__Provided records__

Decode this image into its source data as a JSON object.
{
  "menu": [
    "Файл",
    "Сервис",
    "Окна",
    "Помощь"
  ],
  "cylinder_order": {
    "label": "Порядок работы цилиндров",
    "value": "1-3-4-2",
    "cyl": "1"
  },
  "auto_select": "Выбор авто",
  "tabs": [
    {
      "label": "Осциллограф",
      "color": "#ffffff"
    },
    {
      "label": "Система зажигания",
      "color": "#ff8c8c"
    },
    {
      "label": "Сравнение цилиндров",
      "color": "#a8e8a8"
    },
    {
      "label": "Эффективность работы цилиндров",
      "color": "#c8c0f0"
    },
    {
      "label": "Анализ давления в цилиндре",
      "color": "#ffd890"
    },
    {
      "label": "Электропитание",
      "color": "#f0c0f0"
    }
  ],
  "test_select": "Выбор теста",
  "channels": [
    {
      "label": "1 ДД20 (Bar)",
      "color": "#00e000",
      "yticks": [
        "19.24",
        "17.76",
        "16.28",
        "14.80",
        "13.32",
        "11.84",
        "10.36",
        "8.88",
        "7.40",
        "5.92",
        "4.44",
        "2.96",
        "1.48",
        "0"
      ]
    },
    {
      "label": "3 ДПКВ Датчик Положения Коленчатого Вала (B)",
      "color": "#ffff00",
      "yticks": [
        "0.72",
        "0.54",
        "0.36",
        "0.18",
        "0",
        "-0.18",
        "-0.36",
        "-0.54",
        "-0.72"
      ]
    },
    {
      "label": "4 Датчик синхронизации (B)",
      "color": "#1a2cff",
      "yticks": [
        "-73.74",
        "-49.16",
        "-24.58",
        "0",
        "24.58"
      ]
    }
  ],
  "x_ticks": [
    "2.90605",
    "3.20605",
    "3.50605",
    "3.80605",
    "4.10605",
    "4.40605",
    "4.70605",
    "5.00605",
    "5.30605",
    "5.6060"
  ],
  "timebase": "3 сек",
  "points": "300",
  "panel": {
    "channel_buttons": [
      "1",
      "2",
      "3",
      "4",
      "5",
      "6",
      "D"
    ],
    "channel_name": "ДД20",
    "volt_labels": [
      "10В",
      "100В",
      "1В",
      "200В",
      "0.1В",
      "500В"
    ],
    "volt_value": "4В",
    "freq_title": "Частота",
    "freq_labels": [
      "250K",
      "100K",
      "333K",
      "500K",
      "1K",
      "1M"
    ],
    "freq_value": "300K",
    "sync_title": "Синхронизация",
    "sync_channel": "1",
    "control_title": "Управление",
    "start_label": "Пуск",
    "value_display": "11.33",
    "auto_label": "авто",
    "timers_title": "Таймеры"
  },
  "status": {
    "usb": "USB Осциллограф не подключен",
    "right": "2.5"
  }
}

__Given task__
Make an exact copy of the data above.

__Correct answer__
Decode this image into its source data as a JSON object.
{
  "menu": [
    "Файл",
    "Сервис",
    "Окна",
    "Помощь"
  ],
  "cylinder_order": {
    "label": "Порядок работы цилиндров",
    "value": "1-3-4-2",
    "cyl": "1"
  },
  "auto_select": "Выбор авто",
  "tabs": [
    {
      "label": "Осциллограф",
      "color": "#ffffff"
    },
    {
      "label": "Система зажигания",
      "color": "#ff8c8c"
    },
    {
      "label": "Сравнение цилиндров",
      "color": "#a8e8a8"
    },
    {
      "label": "Эффективность работы цилиндров",
      "color": "#c8c0f0"
    },
    {
      "label": "Анализ давления в цилиндре",
      "color": "#ffd890"
    },
    {
      "label": "Электропитание",
      "color": "#f0c0f0"
    }
  ],
  "test_select": "Выбор теста",
  "channels": [
    {
      "label": "1 ДД20 (Bar)",
      "color": "#00e000",
      "yticks": [
        "19.24",
        "17.76",
        "16.28",
        "14.80",
        "13.32",
        "11.84",
        "10.36",
        "8.88",
        "7.40",
        "5.92",
        "4.44",
        "2.96",
        "1.48",
        "0"
      ]
    },
    {
      "label": "3 ДПКВ Датчик Положения Коленчатого Вала (B)",
      "color": "#ffff00",
      "yticks": [
        "0.72",
        "0.54",
        "0.36",
        "0.18",
        "0",
        "-0.18",
        "-0.36",
        "-0.54",
        "-0.72"
      ]
    },
    {
      "label": "4 Датчик синхронизации (B)",
      "color": "#1a2cff",
      "yticks": [
        "-73.74",
        "-49.16",
        "-24.58",
        "0",
        "24.58"
      ]
    }
  ],
  "x_ticks": [
    "2.90605",
    "3.20605",
    "3.50605",
    "3.80605",
    "4.10605",
    "4.40605",
    "4.70605",
    "5.00605",
    "5.30605",
    "5.6060"
  ],
  "timebase": "3 сек",
  "points": "300",
  "panel": {
    "channel_buttons": [
      "1",
      "2",
      "3",
      "4",
      "5",
      "6",
      "D"
    ],
    "channel_name": "ДД20",
    "volt_labels": [
      "10В",
      "100В",
      "1В",
      "200В",
      "0.1В",
      "500В"
    ],
    "volt_value": "4В",
    "freq_title": "Частота",
    "freq_labels": [
      "250K",
      "100K",
      "333K",
      "500K",
      "1K",
      "1M"
    ],
    "freq_value": "300K",
    "sync_title": "Синхронизация",
    "sync_channel": "1",
    "control_title": "Управление",
    "start_label": "Пуск",
    "value_display": "11.33",
    "auto_label": "авто",
    "timers_title": "Таймеры"
  },
  "status": {
    "usb": "USB Осциллограф не подключен",
    "right": "2.5"
  }
}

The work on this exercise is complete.